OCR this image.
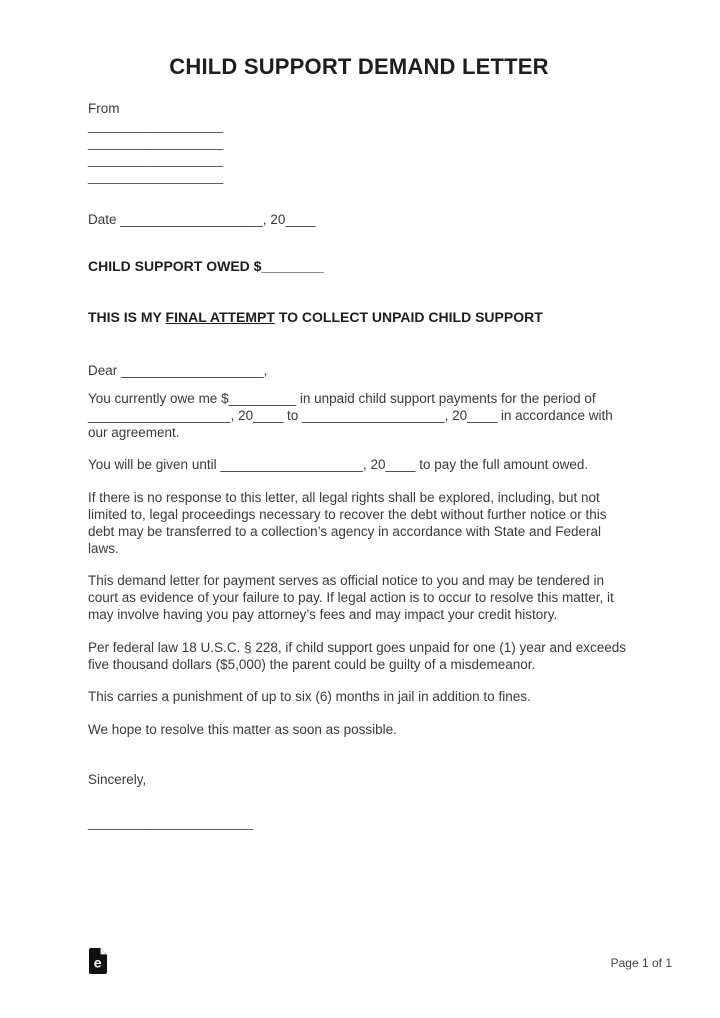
CHILD SUPPORT DEMAND LETTER
From
__________________
__________________
__________________
__________________
Date ___________________, 20____
CHILD SUPPORT OWED $________
THIS IS MY FINAL ATTEMPT TO COLLECT UNPAID CHILD SUPPORT
Dear ___________________,

You currently owe me $_________ in unpaid child support payments for the period of ___________________, 20____ to ___________________, 20____ in accordance with our agreement.

You will be given until ___________________, 20____ to pay the full amount owed.

If there is no response to this letter, all legal rights shall be explored, including, but not limited to, legal proceedings necessary to recover the debt without further notice or this debt may be transferred to a collection’s agency in accordance with State and Federal laws.

This demand letter for payment serves as official notice to you and may be tendered in court as evidence of your failure to pay. If legal action is to occur to resolve this matter, it may involve having you pay attorney’s fees and may impact your credit history.

Per federal law 18 U.S.C. § 228, if child support goes unpaid for one (1) year and exceeds five thousand dollars ($5,000) the parent could be guilty of a misdemeanor.

This carries a punishment of up to six (6) months in jail in addition to fines.

We hope to resolve this matter as soon as possible.

Sincerely,
______________________
e	Page 1 of 1
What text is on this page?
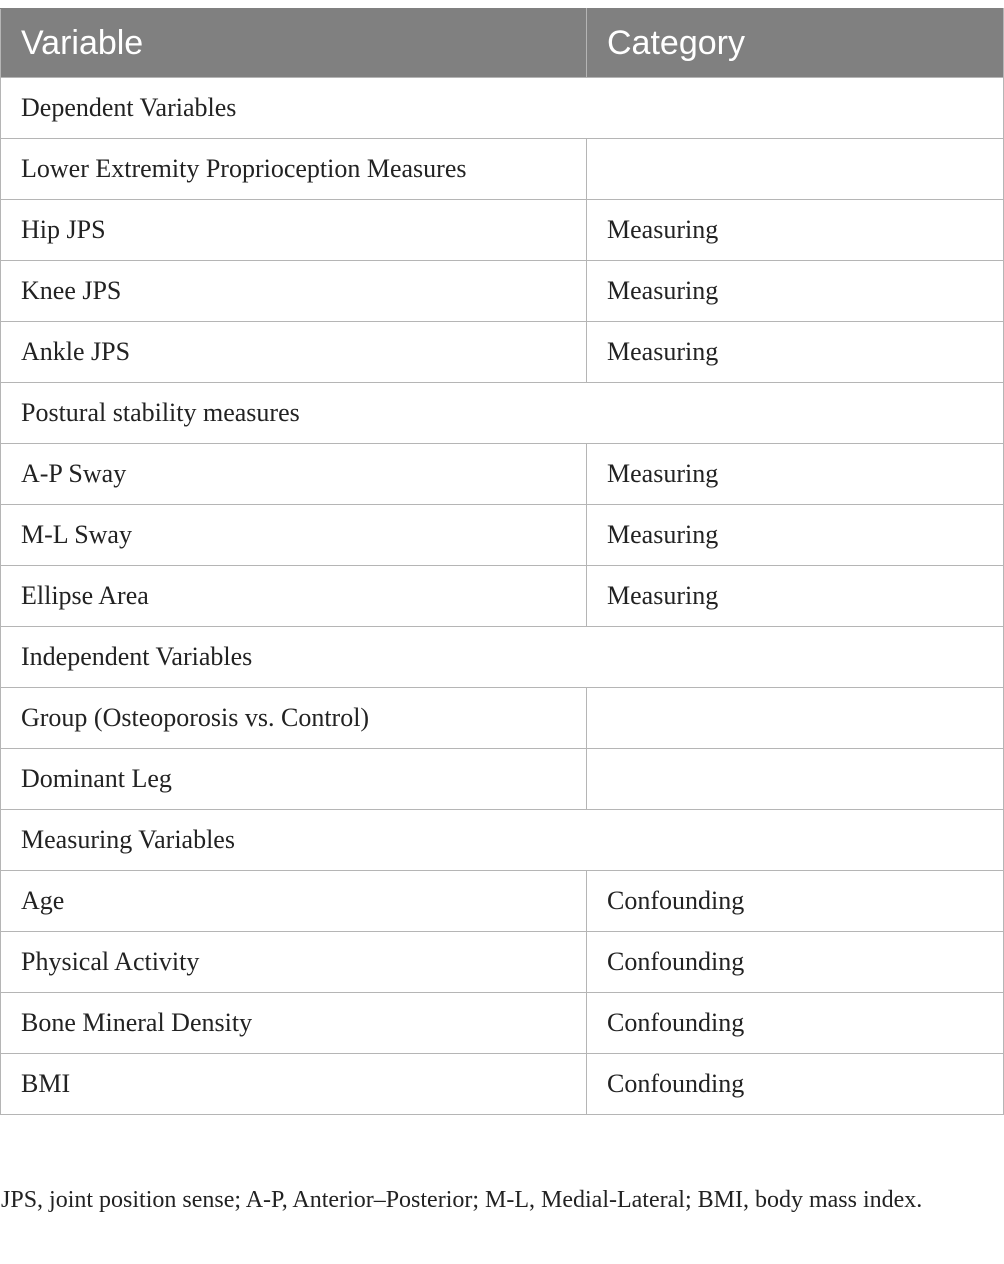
Variable	Category
Dependent Variables	
Lower Extremity Proprioception Measures	
Hip JPS	Measuring
Knee JPS	Measuring
Ankle JPS	Measuring
Postural stability measures	
A-P Sway	Measuring
M-L Sway	Measuring
Ellipse Area	Measuring
Independent Variables	
Group (Osteoporosis vs. Control)	
Dominant Leg	
Measuring Variables	
Age	Confounding
Physical Activity	Confounding
Bone Mineral Density	Confounding
BMI	Confounding
JPS, joint position sense; A-P, Anterior–Posterior; M-L, Medial-Lateral; BMI, body mass index.
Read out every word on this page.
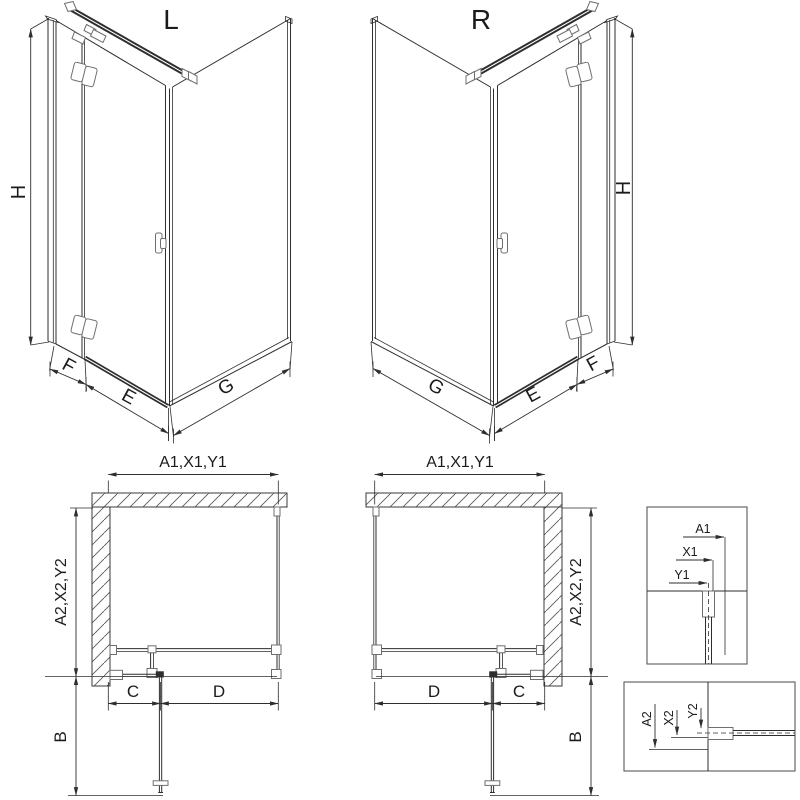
L
H
F
E	G
R
H
F
E
G
A1,X1,Y1
A2,X2,Y2
B
C	D
A1,X1,Y1
A2,X2,Y2
B
D	C
A1
X1
Y1
A2 X2 Y2
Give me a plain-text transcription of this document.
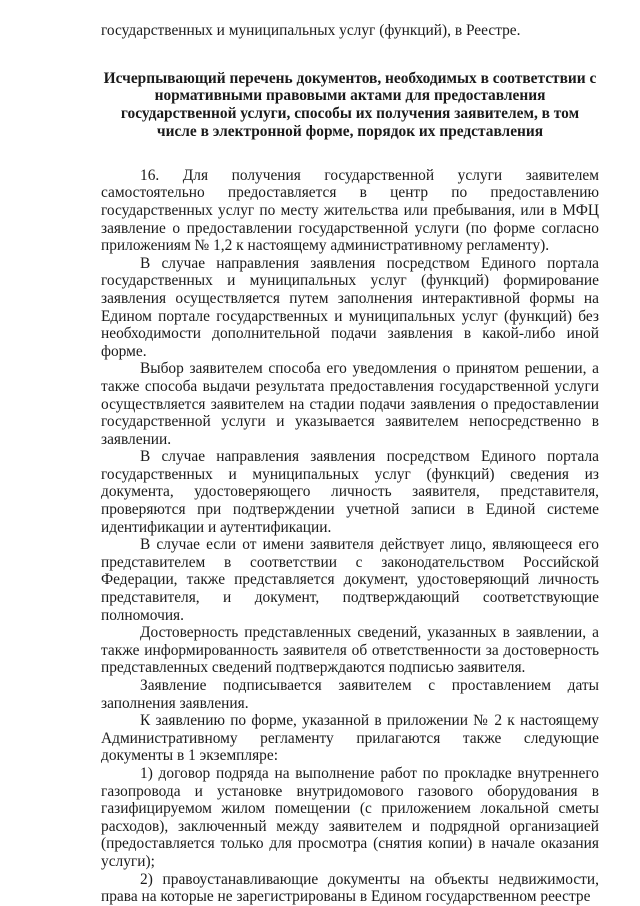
государственных и муниципальных услуг (функций), в Реестре.

Исчерпывающий перечень документов, необходимых в соответствии с нормативными правовыми актами для предоставления государственной услуги, способы их получения заявителем, в том числе в электронной форме, порядок их представления

16. Для получения государственной услуги заявителем самостоятельно предоставляется в центр по предоставлению государственных услуг по месту жительства или пребывания, или в МФЦ заявление о предоставлении государственной услуги (по форме согласно приложениям № 1,2 к настоящему административному регламенту).

В случае направления заявления посредством Единого портала государственных и муниципальных услуг (функций) формирование заявления осуществляется путем заполнения интерактивной формы на Едином портале государственных и муниципальных услуг (функций) без необходимости дополнительной подачи заявления в какой-либо иной форме.

Выбор заявителем способа его уведомления о принятом решении, а также способа выдачи результата предоставления государственной услуги осуществляется заявителем на стадии подачи заявления о предоставлении государственной услуги и указывается заявителем непосредственно в заявлении.

В случае направления заявления посредством Единого портала государственных и муниципальных услуг (функций) сведения из документа, удостоверяющего личность заявителя, представителя, проверяются при подтверждении учетной записи в Единой системе идентификации и аутентификации.

В случае если от имени заявителя действует лицо, являющееся его представителем в соответствии с законодательством Российской Федерации, также представляется документ, удостоверяющий личность представителя, и документ, подтверждающий соответствующие полномочия.

Достоверность представленных сведений, указанных в заявлении, а также информированность заявителя об ответственности за достоверность представленных сведений подтверждаются подписью заявителя.

Заявление подписывается заявителем с проставлением даты заполнения заявления.

К заявлению по форме, указанной в приложении № 2 к настоящему Административному регламенту прилагаются также следующие документы в 1 экземпляре:

1) договор подряда на выполнение работ по прокладке внутреннего газопровода и установке внутридомового газового оборудования в газифицируемом жилом помещении (с приложением локальной сметы расходов), заключенный между заявителем и подрядной организацией (предоставляется только для просмотра (снятия копии) в начале оказания услуги);

2) правоустанавливающие документы на объекты недвижимости, права на которые не зарегистрированы в Едином государственном реестре
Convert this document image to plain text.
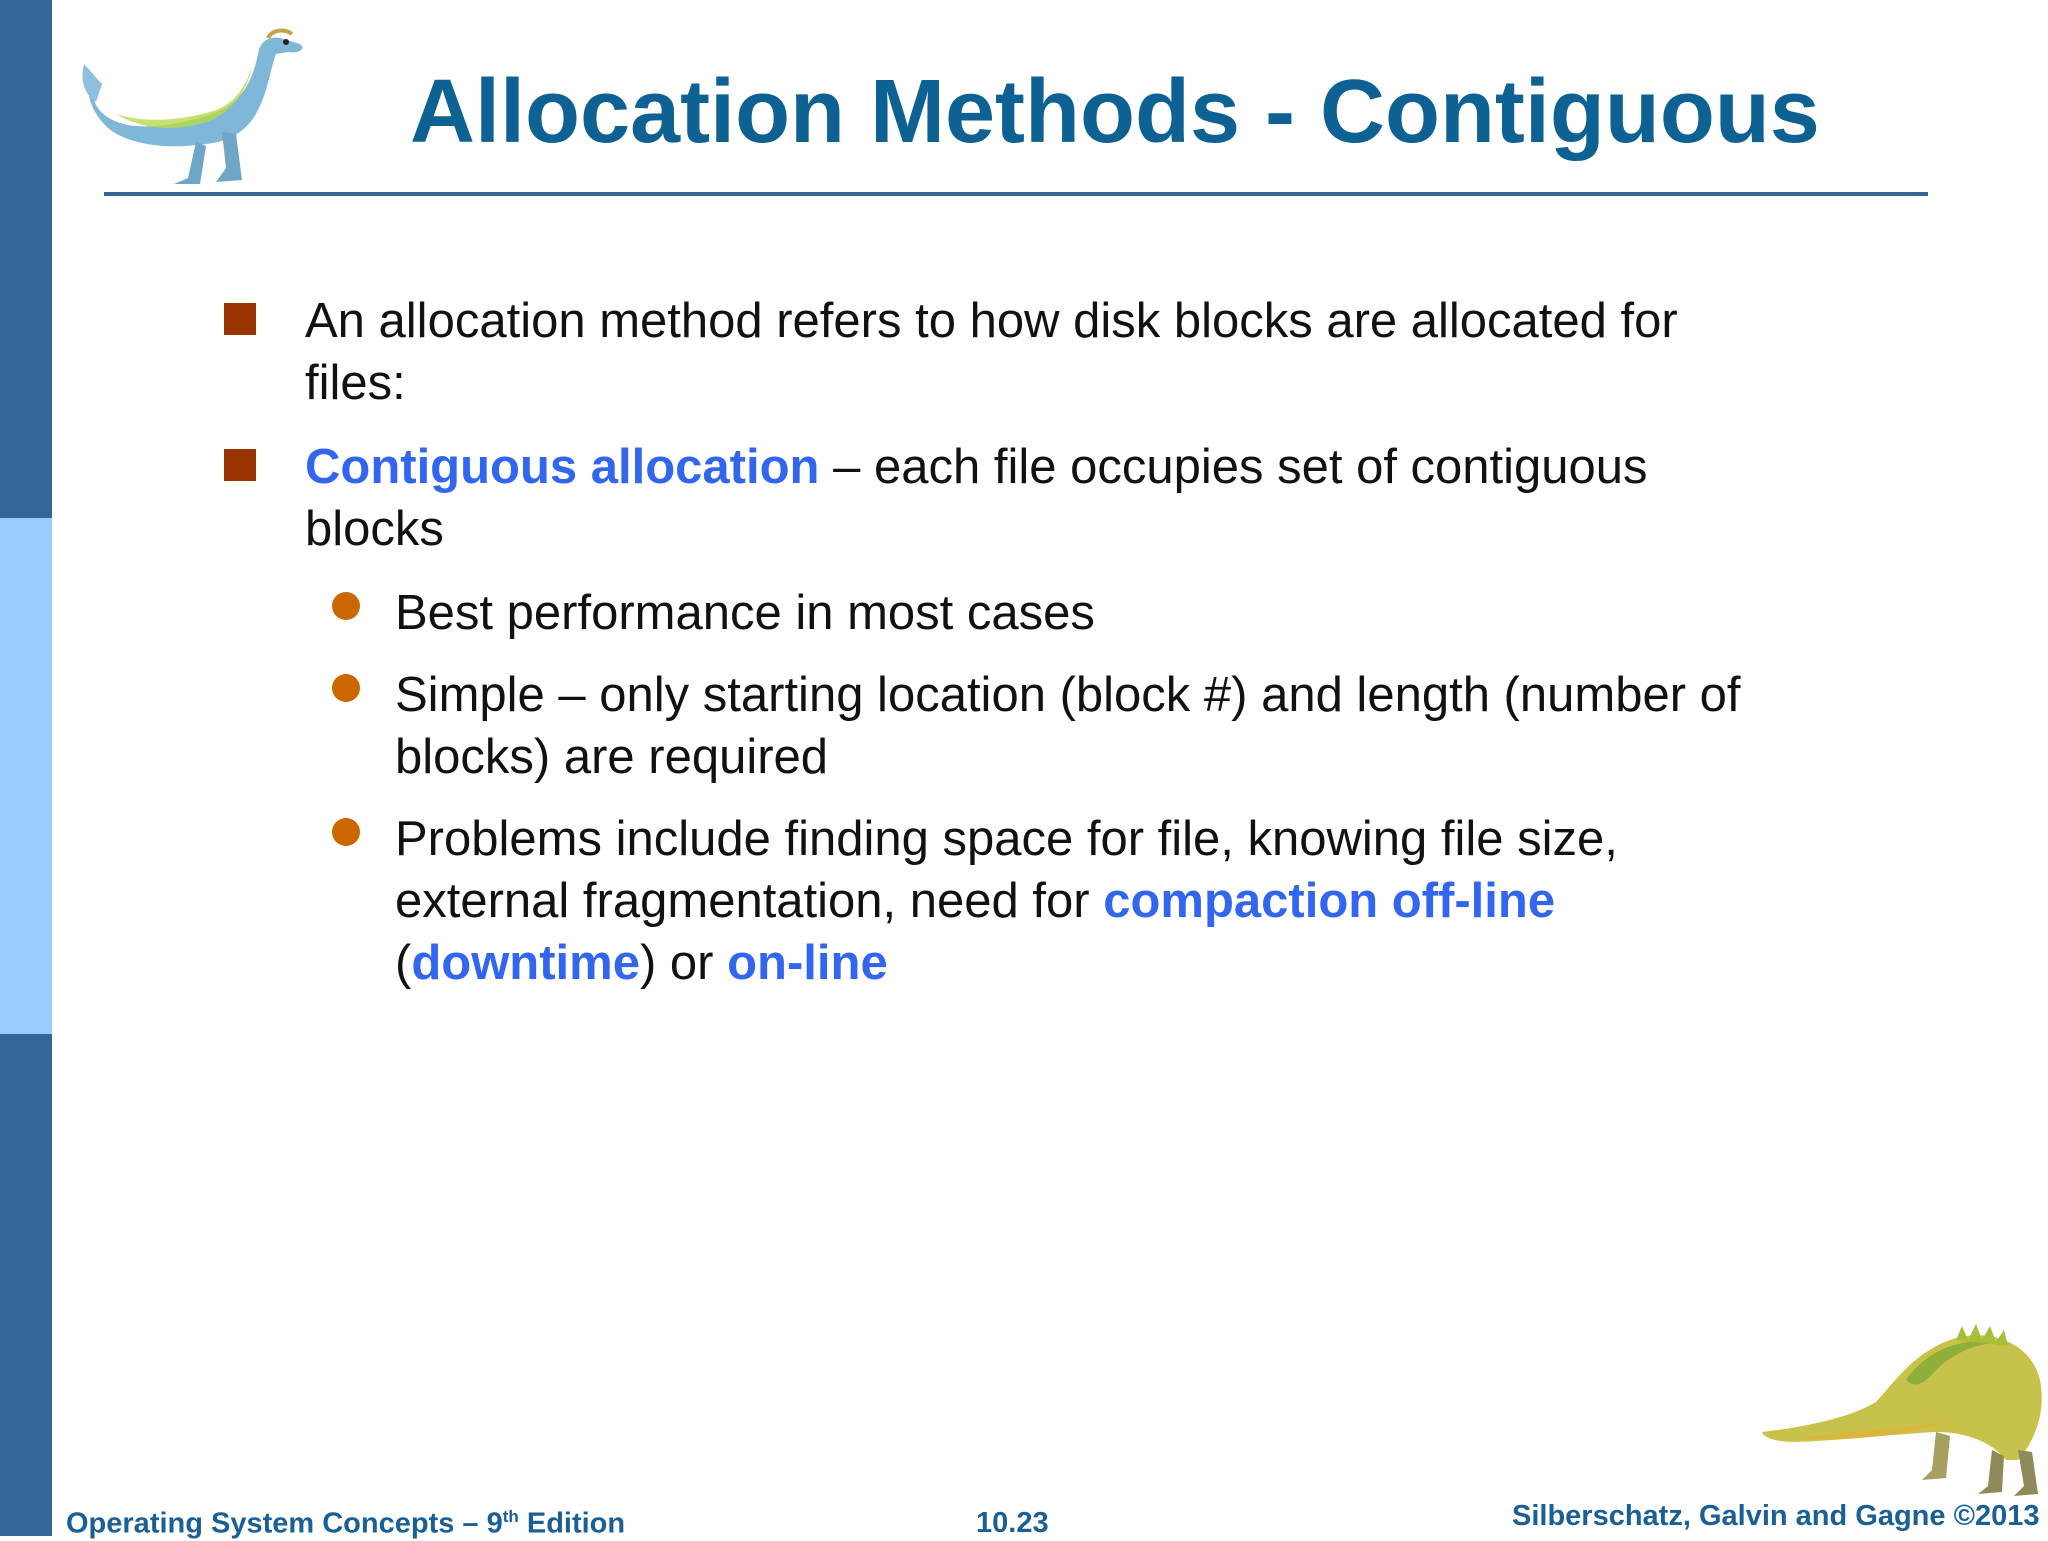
Allocation Methods - Contiguous
An allocation method refers to how disk blocks are allocated for files:
Contiguous allocation – each file occupies set of contiguous blocks
Best performance in most cases
Simple – only starting location (block #) and length (number of blocks) are required
Problems include finding space for file, knowing file size, external fragmentation, need for compaction off-line (downtime) or on-line
Operating System Concepts – 9th Edition	10.23	Silberschatz, Galvin and Gagne ©2013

◇ ◇ ◇ ◇ ◇

Reproduce each record above by retyping it exactly; omit all images.

OCR this image.
CHILD SUPPORT DEMAND LETTER
From
__________________
__________________
__________________
__________________
Date ___________________, 20____
CHILD SUPPORT OWED $________
THIS IS MY FINAL ATTEMPT TO COLLECT UNPAID CHILD SUPPORT
Dear ___________________,

You currently owe me $_________ in unpaid child support payments for the period of ___________________, 20____ to ___________________, 20____ in accordance with our agreement.

You will be given until ___________________, 20____ to pay the full amount owed.

If there is no response to this letter, all legal rights shall be explored, including, but not limited to, legal proceedings necessary to recover the debt without further notice or this debt may be transferred to a collection’s agency in accordance with State and Federal laws.

This demand letter for payment serves as official notice to you and may be tendered in court as evidence of your failure to pay. If legal action is to occur to resolve this matter, it may involve having you pay attorney’s fees and may impact your credit history.

Per federal law 18 U.S.C. § 228, if child support goes unpaid for one (1) year and exceeds five thousand dollars ($5,000) the parent could be guilty of a misdemeanor.

This carries a punishment of up to six (6) months in jail in addition to fines.

We hope to resolve this matter as soon as possible.

Sincerely,
______________________
e	Page 1 of 1
What text is on this page?
Variable	Category
Dependent Variables	
Lower Extremity Proprioception Measures	
Hip JPS	Measuring
Knee JPS	Measuring
Ankle JPS	Measuring
Postural stability measures	
A-P Sway	Measuring
M-L Sway	Measuring
Ellipse Area	Measuring
Independent Variables	
Group (Osteoporosis vs. Control)	
Dominant Leg	
Measuring Variables	
Age	Confounding
Physical Activity	Confounding
Bone Mineral Density	Confounding
BMI	Confounding
JPS, joint position sense; A-P, Anterior–Posterior; M-L, Medial-Lateral; BMI, body mass index.
Read out every word on this page.
L
H
F
E	G
R
H
F
E
G
A1,X1,Y1
A2,X2,Y2
B
C	D
A1,X1,Y1
A2,X2,Y2
B
D	C
A1
X1
Y1
A2 X2 Y2
Give me a plain-text transcription of this document.
государственных и муниципальных услуг (функций), в Реестре.

Исчерпывающий перечень документов, необходимых в соответствии с нормативными правовыми актами для предоставления государственной услуги, способы их получения заявителем, в том числе в электронной форме, порядок их представления

16. Для получения государственной услуги заявителем самостоятельно предоставляется в центр по предоставлению государственных услуг по месту жительства или пребывания, или в МФЦ заявление о предоставлении государственной услуги (по форме согласно приложениям № 1,2 к настоящему административному регламенту).

В случае направления заявления посредством Единого портала государственных и муниципальных услуг (функций) формирование заявления осуществляется путем заполнения интерактивной формы на Едином портале государственных и муниципальных услуг (функций) без необходимости дополнительной подачи заявления в какой-либо иной форме.

Выбор заявителем способа его уведомления о принятом решении, а также способа выдачи результата предоставления государственной услуги осуществляется заявителем на стадии подачи заявления о предоставлении государственной услуги и указывается заявителем непосредственно в заявлении.

В случае направления заявления посредством Единого портала государственных и муниципальных услуг (функций) сведения из документа, удостоверяющего личность заявителя, представителя, проверяются при подтверждении учетной записи в Единой системе идентификации и аутентификации.

В случае если от имени заявителя действует лицо, являющееся его представителем в соответствии с законодательством Российской Федерации, также представляется документ, удостоверяющий личность представителя, и документ, подтверждающий соответствующие полномочия.

Достоверность представленных сведений, указанных в заявлении, а также информированность заявителя об ответственности за достоверность представленных сведений подтверждаются подписью заявителя.

Заявление подписывается заявителем с проставлением даты заполнения заявления.

К заявлению по форме, указанной в приложении № 2 к настоящему Административному регламенту прилагаются также следующие документы в 1 экземпляре:

1) договор подряда на выполнение работ по прокладке внутреннего газопровода и установке внутридомового газового оборудования в газифицируемом жилом помещении (с приложением локальной сметы расходов), заключенный между заявителем и подрядной организацией (предоставляется только для просмотра (снятия копии) в начале оказания услуги);

2) правоустанавливающие документы на объекты недвижимости, права на которые не зарегистрированы в Едином государственном реестре
Convert this document image to plain text.
Allocation Methods - Contiguous
An allocation method refers to how disk blocks are allocated for files:
Contiguous allocation – each file occupies set of contiguous blocks
Best performance in most cases
Simple – only starting location (block #) and length (number of blocks) are required
Problems include finding space for file, knowing file size, external fragmentation, need for compaction off-line (downtime) or on-line
Operating System Concepts – 9th Edition	10.23	Silberschatz, Galvin and Gagne ©2013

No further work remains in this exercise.